Material to process:
········

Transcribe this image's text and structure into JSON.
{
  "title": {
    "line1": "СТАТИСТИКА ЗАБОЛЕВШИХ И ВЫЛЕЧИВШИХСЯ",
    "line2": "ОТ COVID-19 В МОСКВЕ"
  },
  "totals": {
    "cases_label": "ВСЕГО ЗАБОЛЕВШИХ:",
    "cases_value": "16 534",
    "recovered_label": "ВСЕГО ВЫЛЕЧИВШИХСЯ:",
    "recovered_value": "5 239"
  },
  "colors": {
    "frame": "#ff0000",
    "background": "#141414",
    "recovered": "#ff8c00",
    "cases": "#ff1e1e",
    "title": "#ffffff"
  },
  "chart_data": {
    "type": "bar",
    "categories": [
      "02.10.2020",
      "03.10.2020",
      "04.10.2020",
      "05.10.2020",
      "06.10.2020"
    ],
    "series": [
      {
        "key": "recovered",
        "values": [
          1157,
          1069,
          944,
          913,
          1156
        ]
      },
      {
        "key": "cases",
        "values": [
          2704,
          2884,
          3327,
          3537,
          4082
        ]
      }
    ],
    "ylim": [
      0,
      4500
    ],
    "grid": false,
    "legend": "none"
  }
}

········

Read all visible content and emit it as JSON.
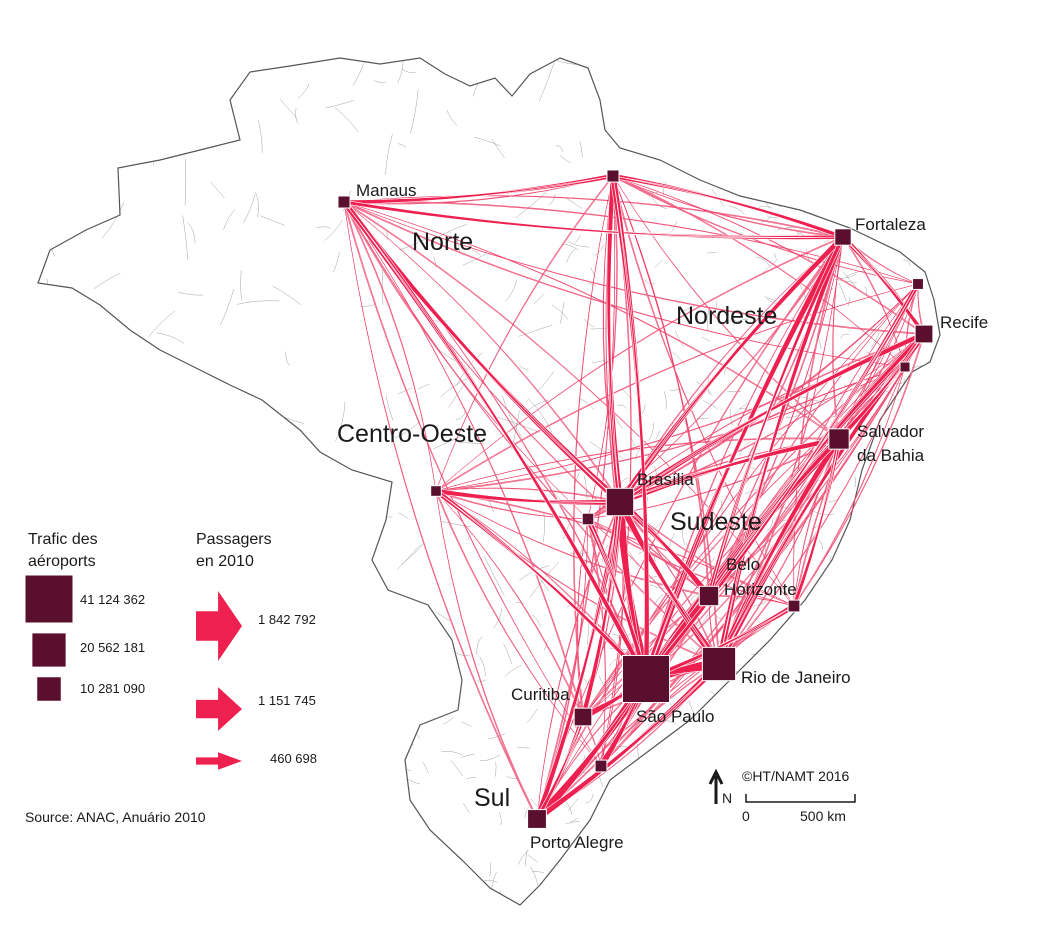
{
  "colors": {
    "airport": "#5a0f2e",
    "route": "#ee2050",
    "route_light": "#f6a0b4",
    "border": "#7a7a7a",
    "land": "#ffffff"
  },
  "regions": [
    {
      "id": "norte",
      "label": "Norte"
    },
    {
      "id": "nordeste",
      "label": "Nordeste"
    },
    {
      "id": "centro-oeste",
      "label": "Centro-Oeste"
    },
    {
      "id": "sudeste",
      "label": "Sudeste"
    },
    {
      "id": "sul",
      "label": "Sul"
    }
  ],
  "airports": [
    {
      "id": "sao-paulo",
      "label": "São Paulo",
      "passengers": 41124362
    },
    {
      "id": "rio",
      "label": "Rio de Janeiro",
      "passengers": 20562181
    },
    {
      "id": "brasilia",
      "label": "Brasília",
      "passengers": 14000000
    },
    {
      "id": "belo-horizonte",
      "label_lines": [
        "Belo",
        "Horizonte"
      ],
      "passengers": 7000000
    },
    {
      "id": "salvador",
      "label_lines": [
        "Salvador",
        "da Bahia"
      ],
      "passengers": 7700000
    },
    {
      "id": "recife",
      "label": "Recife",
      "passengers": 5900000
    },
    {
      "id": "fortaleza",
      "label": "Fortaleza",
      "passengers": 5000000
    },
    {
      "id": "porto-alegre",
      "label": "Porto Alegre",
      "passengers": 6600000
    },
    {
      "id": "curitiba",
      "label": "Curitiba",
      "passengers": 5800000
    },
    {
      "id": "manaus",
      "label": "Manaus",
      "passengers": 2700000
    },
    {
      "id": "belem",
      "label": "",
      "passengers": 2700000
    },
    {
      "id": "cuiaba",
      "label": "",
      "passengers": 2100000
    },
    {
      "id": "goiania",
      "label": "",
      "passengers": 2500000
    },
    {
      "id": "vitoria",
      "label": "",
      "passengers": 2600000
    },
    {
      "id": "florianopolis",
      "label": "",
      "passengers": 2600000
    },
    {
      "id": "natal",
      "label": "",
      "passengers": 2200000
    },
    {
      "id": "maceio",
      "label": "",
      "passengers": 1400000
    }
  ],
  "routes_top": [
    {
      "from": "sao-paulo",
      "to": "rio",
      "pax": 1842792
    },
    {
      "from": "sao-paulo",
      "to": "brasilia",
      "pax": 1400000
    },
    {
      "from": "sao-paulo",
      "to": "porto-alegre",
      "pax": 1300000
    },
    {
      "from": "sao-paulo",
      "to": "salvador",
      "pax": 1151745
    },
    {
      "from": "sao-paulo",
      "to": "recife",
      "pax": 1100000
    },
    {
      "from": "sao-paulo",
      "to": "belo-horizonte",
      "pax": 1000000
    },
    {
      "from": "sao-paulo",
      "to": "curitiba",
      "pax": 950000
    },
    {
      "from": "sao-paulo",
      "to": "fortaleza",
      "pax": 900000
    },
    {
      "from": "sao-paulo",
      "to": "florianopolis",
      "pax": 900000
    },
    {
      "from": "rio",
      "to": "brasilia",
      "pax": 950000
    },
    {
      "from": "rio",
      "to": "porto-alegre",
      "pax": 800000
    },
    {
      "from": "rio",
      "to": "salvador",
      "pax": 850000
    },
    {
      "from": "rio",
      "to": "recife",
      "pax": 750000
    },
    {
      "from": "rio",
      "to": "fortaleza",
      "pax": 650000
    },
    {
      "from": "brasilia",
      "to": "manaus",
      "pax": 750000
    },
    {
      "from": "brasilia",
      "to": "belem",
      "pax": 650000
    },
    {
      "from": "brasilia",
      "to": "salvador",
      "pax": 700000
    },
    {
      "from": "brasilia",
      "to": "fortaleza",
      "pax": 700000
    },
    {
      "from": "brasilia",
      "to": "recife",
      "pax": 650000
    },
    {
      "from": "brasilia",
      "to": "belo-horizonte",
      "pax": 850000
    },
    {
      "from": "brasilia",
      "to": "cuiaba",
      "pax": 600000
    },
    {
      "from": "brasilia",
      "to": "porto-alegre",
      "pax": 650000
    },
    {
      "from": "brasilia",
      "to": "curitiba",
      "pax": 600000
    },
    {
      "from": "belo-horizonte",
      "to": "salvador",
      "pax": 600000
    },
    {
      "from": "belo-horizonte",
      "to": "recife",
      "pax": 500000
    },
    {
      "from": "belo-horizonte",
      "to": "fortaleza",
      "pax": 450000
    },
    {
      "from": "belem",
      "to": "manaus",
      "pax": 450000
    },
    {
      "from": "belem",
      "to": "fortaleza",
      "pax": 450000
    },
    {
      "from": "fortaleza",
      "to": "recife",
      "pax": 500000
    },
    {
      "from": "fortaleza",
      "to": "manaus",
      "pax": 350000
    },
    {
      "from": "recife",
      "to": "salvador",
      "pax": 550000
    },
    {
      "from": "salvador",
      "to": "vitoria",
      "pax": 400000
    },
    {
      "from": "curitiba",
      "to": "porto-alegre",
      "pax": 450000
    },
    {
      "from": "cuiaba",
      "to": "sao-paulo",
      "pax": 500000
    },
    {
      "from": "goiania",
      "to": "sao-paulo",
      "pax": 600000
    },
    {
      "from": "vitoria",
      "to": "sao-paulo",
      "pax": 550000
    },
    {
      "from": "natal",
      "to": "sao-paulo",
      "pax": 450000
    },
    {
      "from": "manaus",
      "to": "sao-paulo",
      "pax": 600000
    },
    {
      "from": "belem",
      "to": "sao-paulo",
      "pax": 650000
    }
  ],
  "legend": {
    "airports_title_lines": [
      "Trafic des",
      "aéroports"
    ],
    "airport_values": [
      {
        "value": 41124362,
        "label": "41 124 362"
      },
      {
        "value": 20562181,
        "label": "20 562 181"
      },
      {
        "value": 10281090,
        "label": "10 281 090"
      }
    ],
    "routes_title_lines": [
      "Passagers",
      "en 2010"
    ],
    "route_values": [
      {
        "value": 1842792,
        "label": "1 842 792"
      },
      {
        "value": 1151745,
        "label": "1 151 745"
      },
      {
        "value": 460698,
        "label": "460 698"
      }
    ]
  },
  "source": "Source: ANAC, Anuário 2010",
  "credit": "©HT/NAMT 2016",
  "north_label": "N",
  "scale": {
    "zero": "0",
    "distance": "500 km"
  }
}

········

To do: In the listing above, count each line that holds the string "ВЫЛЕЧИВШИХСЯ". Give the number only.

Finished task: 2